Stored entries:
◇ ◇ ◇ ◇ ◇
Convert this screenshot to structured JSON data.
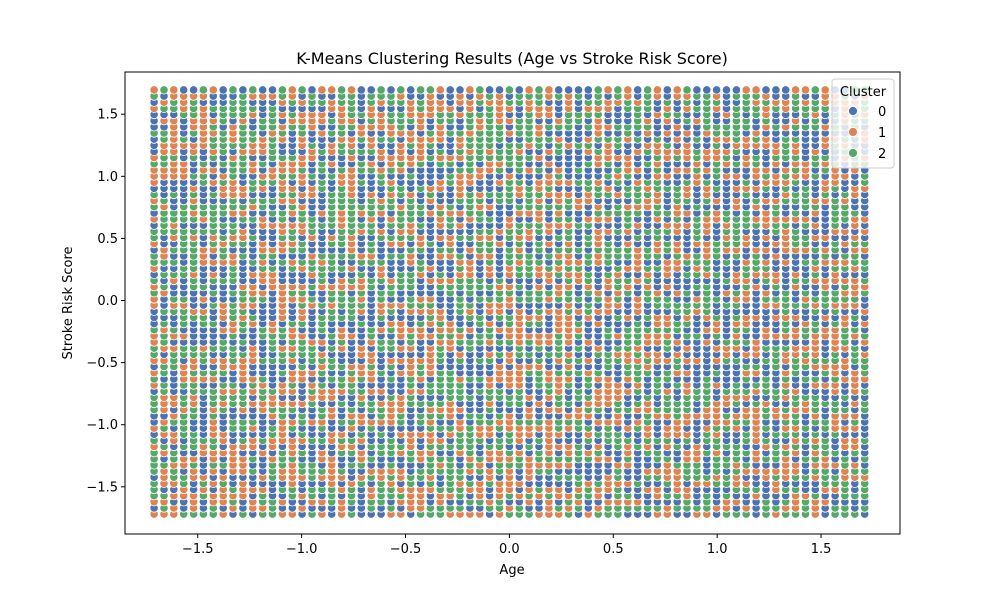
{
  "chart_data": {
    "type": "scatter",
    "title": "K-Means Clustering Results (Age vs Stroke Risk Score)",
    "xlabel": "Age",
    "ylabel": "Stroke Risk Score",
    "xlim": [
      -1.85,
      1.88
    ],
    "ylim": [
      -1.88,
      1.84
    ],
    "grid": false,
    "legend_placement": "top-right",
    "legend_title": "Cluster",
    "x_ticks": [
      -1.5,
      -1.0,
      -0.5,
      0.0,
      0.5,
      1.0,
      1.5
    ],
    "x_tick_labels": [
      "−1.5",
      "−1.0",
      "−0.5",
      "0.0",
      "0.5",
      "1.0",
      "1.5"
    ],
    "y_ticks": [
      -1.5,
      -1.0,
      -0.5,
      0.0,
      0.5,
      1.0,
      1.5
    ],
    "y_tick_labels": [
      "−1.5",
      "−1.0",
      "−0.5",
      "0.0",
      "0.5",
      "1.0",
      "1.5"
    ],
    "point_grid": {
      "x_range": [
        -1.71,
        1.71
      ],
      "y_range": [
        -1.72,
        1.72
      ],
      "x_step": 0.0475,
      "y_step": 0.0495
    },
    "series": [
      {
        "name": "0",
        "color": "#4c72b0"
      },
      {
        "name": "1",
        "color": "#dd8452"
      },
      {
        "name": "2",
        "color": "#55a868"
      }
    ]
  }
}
◇ ◇ ◇ ◇ ◇
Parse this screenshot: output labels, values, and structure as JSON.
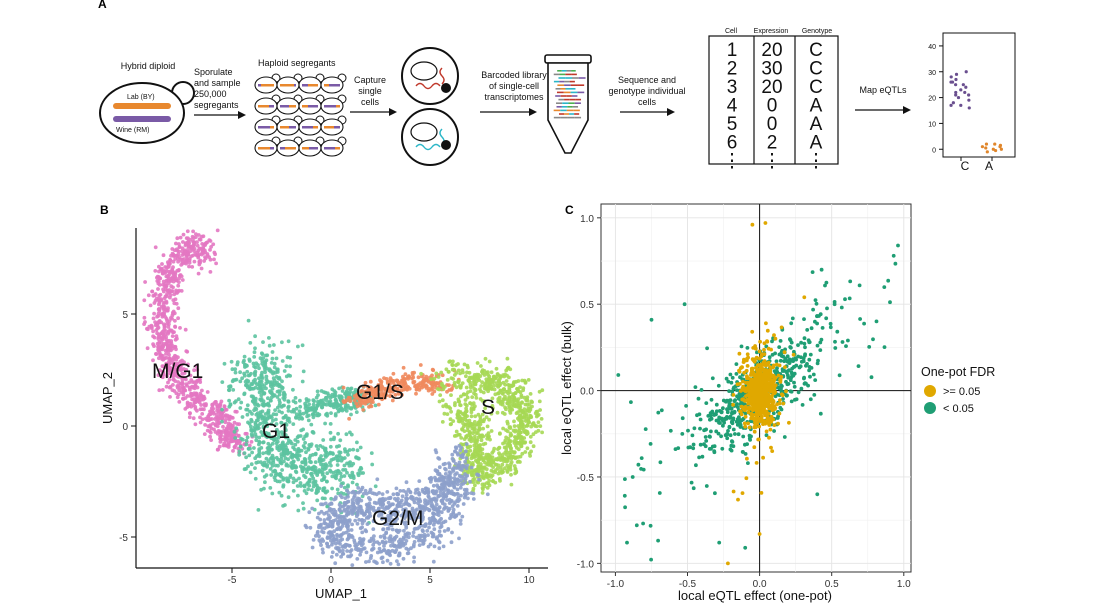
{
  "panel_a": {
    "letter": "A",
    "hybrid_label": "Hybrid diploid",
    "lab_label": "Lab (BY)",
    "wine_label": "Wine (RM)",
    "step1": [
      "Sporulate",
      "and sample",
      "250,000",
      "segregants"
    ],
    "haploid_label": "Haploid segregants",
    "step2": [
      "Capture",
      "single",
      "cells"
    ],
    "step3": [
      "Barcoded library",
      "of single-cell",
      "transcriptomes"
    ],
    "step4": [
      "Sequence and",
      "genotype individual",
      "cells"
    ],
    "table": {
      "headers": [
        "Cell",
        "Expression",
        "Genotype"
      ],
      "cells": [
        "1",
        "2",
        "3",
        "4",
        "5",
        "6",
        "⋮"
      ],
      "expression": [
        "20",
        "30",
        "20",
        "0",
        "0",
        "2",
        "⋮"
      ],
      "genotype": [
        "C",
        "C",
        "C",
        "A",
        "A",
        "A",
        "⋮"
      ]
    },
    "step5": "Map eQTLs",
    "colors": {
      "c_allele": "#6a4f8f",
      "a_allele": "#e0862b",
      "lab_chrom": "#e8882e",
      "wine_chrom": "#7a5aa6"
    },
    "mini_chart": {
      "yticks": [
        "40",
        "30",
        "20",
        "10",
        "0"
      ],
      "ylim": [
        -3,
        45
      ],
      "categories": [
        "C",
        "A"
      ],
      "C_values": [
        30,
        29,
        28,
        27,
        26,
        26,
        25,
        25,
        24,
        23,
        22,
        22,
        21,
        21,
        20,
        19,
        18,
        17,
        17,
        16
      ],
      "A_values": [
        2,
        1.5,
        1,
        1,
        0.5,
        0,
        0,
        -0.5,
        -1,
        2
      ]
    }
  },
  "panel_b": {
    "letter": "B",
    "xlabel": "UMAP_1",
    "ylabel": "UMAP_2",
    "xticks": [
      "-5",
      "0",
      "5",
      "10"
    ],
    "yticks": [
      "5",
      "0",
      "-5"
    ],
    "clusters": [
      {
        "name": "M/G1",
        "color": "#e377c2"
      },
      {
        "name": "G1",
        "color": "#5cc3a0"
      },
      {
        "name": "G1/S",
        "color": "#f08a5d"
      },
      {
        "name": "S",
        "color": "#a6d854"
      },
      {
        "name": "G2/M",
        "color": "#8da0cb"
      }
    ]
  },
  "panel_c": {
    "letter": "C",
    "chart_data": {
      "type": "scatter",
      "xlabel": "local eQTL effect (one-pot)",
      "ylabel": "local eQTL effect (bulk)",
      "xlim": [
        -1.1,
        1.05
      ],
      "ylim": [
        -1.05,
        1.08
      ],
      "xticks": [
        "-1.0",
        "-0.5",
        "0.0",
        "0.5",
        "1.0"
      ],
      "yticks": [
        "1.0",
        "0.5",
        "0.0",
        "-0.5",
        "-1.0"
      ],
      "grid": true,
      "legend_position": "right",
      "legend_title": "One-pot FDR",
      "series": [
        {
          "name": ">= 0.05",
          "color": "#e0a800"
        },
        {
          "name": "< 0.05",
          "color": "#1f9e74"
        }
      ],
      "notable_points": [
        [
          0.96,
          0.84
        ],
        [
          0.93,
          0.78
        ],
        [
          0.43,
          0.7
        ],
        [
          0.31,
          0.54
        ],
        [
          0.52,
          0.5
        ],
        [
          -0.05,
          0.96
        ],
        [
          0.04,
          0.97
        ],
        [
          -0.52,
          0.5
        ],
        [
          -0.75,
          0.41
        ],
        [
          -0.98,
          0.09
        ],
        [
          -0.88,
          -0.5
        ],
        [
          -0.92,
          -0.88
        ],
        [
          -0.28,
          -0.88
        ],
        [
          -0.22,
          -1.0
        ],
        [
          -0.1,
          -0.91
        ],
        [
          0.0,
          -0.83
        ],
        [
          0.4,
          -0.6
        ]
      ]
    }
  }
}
◇ ◇ ◇ ◇ ◇
Description of the task: Display every line of the listing that contains the string "Stroke".

Exercise result:
    "title": "K-Means Clustering Results (Age vs Stroke Risk Score)",
    "ylabel": "Stroke Risk Score",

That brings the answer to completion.